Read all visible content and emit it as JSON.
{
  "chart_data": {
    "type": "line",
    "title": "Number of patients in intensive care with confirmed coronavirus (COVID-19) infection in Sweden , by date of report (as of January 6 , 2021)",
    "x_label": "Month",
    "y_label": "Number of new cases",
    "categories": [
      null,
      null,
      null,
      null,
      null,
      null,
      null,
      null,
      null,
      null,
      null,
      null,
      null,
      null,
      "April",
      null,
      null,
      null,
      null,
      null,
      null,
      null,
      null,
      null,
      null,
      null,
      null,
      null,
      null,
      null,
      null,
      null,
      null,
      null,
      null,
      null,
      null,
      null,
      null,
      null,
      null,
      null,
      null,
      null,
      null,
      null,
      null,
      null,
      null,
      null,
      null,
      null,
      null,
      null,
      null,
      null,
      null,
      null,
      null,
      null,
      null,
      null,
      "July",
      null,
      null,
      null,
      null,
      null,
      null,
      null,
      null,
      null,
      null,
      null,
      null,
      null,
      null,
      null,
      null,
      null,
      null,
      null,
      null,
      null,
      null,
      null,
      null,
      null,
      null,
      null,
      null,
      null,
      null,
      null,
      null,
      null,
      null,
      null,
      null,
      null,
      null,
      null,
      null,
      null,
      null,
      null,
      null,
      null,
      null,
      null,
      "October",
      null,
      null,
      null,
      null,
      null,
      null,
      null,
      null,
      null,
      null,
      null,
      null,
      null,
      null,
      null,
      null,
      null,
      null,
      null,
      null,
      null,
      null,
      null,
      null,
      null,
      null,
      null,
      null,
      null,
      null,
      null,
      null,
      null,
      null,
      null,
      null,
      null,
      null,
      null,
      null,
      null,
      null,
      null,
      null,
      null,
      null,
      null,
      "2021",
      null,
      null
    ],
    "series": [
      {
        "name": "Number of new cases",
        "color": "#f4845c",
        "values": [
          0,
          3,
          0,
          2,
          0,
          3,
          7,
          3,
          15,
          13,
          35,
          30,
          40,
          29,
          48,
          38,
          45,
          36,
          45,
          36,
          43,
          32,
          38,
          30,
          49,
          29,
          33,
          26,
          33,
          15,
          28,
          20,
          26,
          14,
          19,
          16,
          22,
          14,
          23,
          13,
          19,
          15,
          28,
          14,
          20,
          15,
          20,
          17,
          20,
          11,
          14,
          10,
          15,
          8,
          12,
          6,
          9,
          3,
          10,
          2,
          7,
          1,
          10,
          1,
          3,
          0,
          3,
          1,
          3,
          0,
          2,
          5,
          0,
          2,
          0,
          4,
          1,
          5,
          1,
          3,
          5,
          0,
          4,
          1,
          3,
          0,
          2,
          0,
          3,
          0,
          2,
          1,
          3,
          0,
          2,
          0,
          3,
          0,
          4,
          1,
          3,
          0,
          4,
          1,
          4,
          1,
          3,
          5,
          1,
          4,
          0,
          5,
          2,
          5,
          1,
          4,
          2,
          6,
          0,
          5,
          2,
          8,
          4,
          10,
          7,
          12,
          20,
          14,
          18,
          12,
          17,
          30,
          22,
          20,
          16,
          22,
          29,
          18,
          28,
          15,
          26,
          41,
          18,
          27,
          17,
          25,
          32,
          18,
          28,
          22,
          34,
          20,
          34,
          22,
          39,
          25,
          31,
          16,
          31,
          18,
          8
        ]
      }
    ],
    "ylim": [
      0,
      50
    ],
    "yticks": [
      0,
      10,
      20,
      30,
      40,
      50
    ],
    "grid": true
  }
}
+---+
Task to carry out =
Nothing but an exact copy of the records belongs in the answer.

Task response =
Read all visible content and emit it as JSON.
{
  "chart_data": {
    "type": "line",
    "title": "Number of patients in intensive care with confirmed coronavirus (COVID-19) infection in Sweden , by date of report (as of January 6 , 2021)",
    "x_label": "Month",
    "y_label": "Number of new cases",
    "categories": [
      null,
      null,
      null,
      null,
      null,
      null,
      null,
      null,
      null,
      null,
      null,
      null,
      null,
      null,
      "April",
      null,
      null,
      null,
      null,
      null,
      null,
      null,
      null,
      null,
      null,
      null,
      null,
      null,
      null,
      null,
      null,
      null,
      null,
      null,
      null,
      null,
      null,
      null,
      null,
      null,
      null,
      null,
      null,
      null,
      null,
      null,
      null,
      null,
      null,
      null,
      null,
      null,
      null,
      null,
      null,
      null,
      null,
      null,
      null,
      null,
      null,
      null,
      "July",
      null,
      null,
      null,
      null,
      null,
      null,
      null,
      null,
      null,
      null,
      null,
      null,
      null,
      null,
      null,
      null,
      null,
      null,
      null,
      null,
      null,
      null,
      null,
      null,
      null,
      null,
      null,
      null,
      null,
      null,
      null,
      null,
      null,
      null,
      null,
      null,
      null,
      null,
      null,
      null,
      null,
      null,
      null,
      null,
      null,
      null,
      null,
      "October",
      null,
      null,
      null,
      null,
      null,
      null,
      null,
      null,
      null,
      null,
      null,
      null,
      null,
      null,
      null,
      null,
      null,
      null,
      null,
      null,
      null,
      null,
      null,
      null,
      null,
      null,
      null,
      null,
      null,
      null,
      null,
      null,
      null,
      null,
      null,
      null,
      null,
      null,
      null,
      null,
      null,
      null,
      null,
      null,
      null,
      null,
      null,
      "2021",
      null,
      null
    ],
    "series": [
      {
        "name": "Number of new cases",
        "color": "#f4845c",
        "values": [
          0,
          3,
          0,
          2,
          0,
          3,
          7,
          3,
          15,
          13,
          35,
          30,
          40,
          29,
          48,
          38,
          45,
          36,
          45,
          36,
          43,
          32,
          38,
          30,
          49,
          29,
          33,
          26,
          33,
          15,
          28,
          20,
          26,
          14,
          19,
          16,
          22,
          14,
          23,
          13,
          19,
          15,
          28,
          14,
          20,
          15,
          20,
          17,
          20,
          11,
          14,
          10,
          15,
          8,
          12,
          6,
          9,
          3,
          10,
          2,
          7,
          1,
          10,
          1,
          3,
          0,
          3,
          1,
          3,
          0,
          2,
          5,
          0,
          2,
          0,
          4,
          1,
          5,
          1,
          3,
          5,
          0,
          4,
          1,
          3,
          0,
          2,
          0,
          3,
          0,
          2,
          1,
          3,
          0,
          2,
          0,
          3,
          0,
          4,
          1,
          3,
          0,
          4,
          1,
          4,
          1,
          3,
          5,
          1,
          4,
          0,
          5,
          2,
          5,
          1,
          4,
          2,
          6,
          0,
          5,
          2,
          8,
          4,
          10,
          7,
          12,
          20,
          14,
          18,
          12,
          17,
          30,
          22,
          20,
          16,
          22,
          29,
          18,
          28,
          15,
          26,
          41,
          18,
          27,
          17,
          25,
          32,
          18,
          28,
          22,
          34,
          20,
          34,
          22,
          39,
          25,
          31,
          16,
          31,
          18,
          8
        ]
      }
    ],
    "ylim": [
      0,
      50
    ],
    "yticks": [
      0,
      10,
      20,
      30,
      40,
      50
    ],
    "grid": true
  }
}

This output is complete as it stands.